## EXERCISE DETAILS
Write out the records that appear below, verbatim and complete, but without pictures.

## RECORDS PROVIDED
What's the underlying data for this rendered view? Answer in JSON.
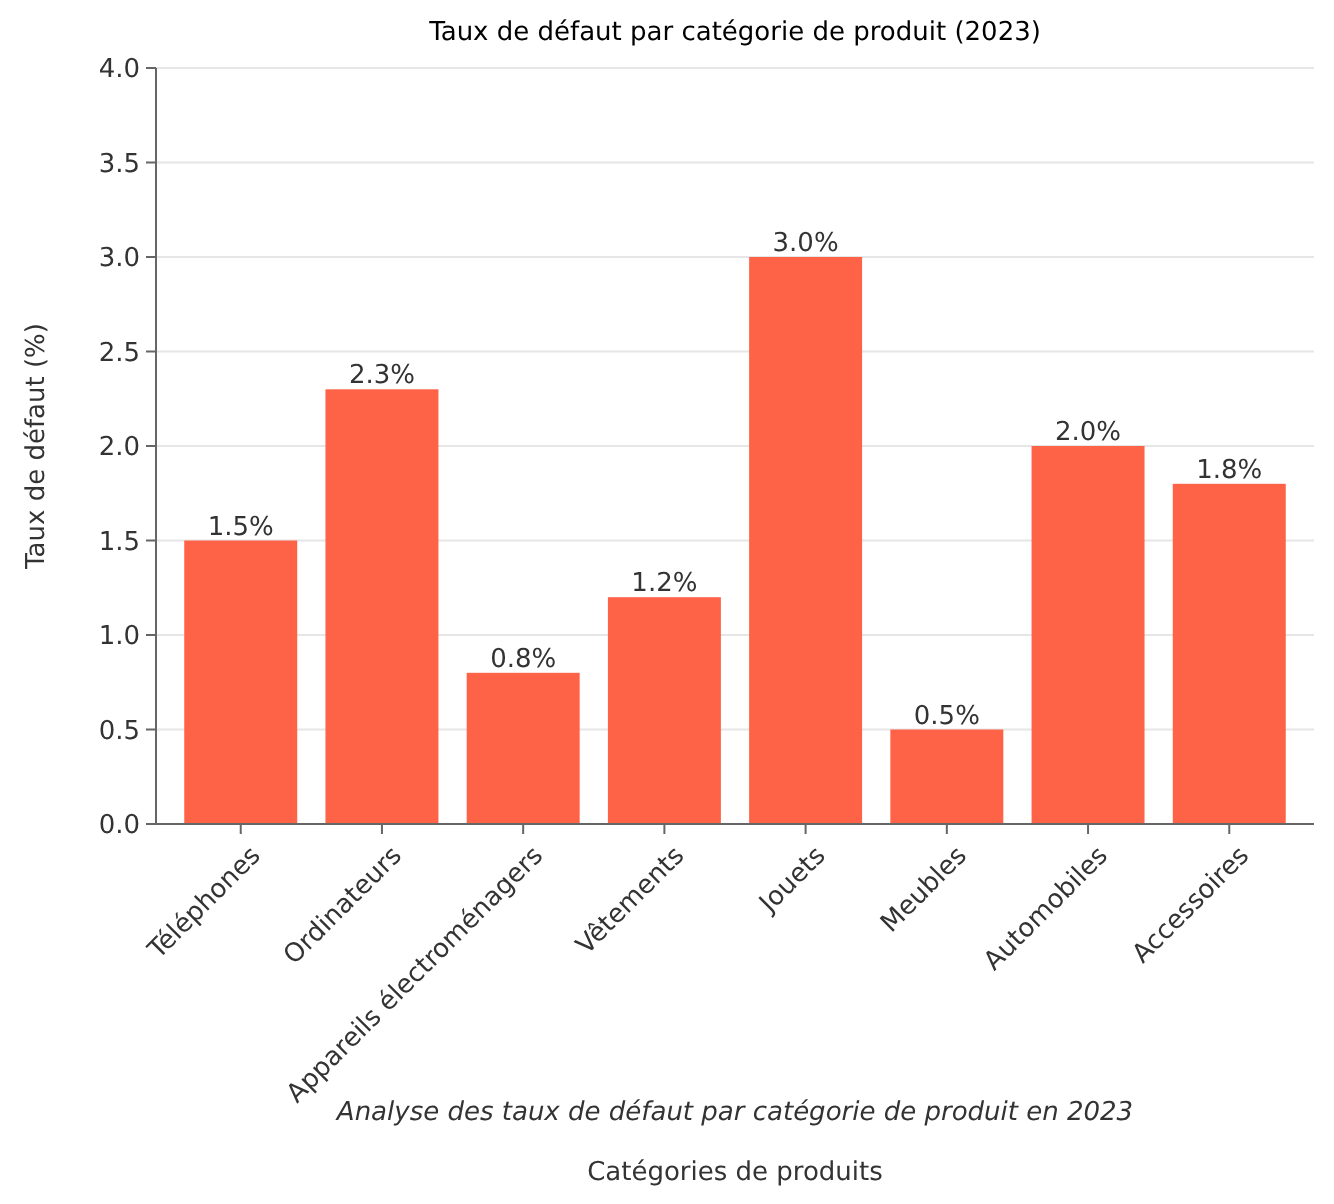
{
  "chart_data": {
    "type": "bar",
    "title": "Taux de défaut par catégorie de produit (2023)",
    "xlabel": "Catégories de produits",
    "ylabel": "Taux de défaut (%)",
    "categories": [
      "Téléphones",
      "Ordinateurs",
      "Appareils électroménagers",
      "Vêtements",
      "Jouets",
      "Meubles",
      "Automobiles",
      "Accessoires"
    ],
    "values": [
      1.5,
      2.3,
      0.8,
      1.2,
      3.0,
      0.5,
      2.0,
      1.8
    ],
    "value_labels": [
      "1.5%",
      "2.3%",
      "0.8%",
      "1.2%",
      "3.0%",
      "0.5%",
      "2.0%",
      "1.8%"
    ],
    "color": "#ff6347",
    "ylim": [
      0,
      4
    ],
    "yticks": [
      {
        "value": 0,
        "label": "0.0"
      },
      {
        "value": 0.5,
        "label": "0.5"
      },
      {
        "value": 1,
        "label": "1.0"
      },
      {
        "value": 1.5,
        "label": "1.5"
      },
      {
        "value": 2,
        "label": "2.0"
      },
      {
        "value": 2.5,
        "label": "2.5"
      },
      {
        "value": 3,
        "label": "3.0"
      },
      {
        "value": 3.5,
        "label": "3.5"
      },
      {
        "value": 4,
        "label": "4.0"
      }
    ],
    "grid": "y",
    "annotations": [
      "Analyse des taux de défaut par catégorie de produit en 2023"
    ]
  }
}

## TASK ANSWER
What's the underlying data for this rendered view? Answer in JSON.
{
  "chart_data": {
    "type": "bar",
    "title": "Taux de défaut par catégorie de produit (2023)",
    "xlabel": "Catégories de produits",
    "ylabel": "Taux de défaut (%)",
    "categories": [
      "Téléphones",
      "Ordinateurs",
      "Appareils électroménagers",
      "Vêtements",
      "Jouets",
      "Meubles",
      "Automobiles",
      "Accessoires"
    ],
    "values": [
      1.5,
      2.3,
      0.8,
      1.2,
      3.0,
      0.5,
      2.0,
      1.8
    ],
    "value_labels": [
      "1.5%",
      "2.3%",
      "0.8%",
      "1.2%",
      "3.0%",
      "0.5%",
      "2.0%",
      "1.8%"
    ],
    "color": "#ff6347",
    "ylim": [
      0,
      4
    ],
    "yticks": [
      {
        "value": 0,
        "label": "0.0"
      },
      {
        "value": 0.5,
        "label": "0.5"
      },
      {
        "value": 1,
        "label": "1.0"
      },
      {
        "value": 1.5,
        "label": "1.5"
      },
      {
        "value": 2,
        "label": "2.0"
      },
      {
        "value": 2.5,
        "label": "2.5"
      },
      {
        "value": 3,
        "label": "3.0"
      },
      {
        "value": 3.5,
        "label": "3.5"
      },
      {
        "value": 4,
        "label": "4.0"
      }
    ],
    "grid": "y",
    "annotations": [
      "Analyse des taux de défaut par catégorie de produit en 2023"
    ]
  }
}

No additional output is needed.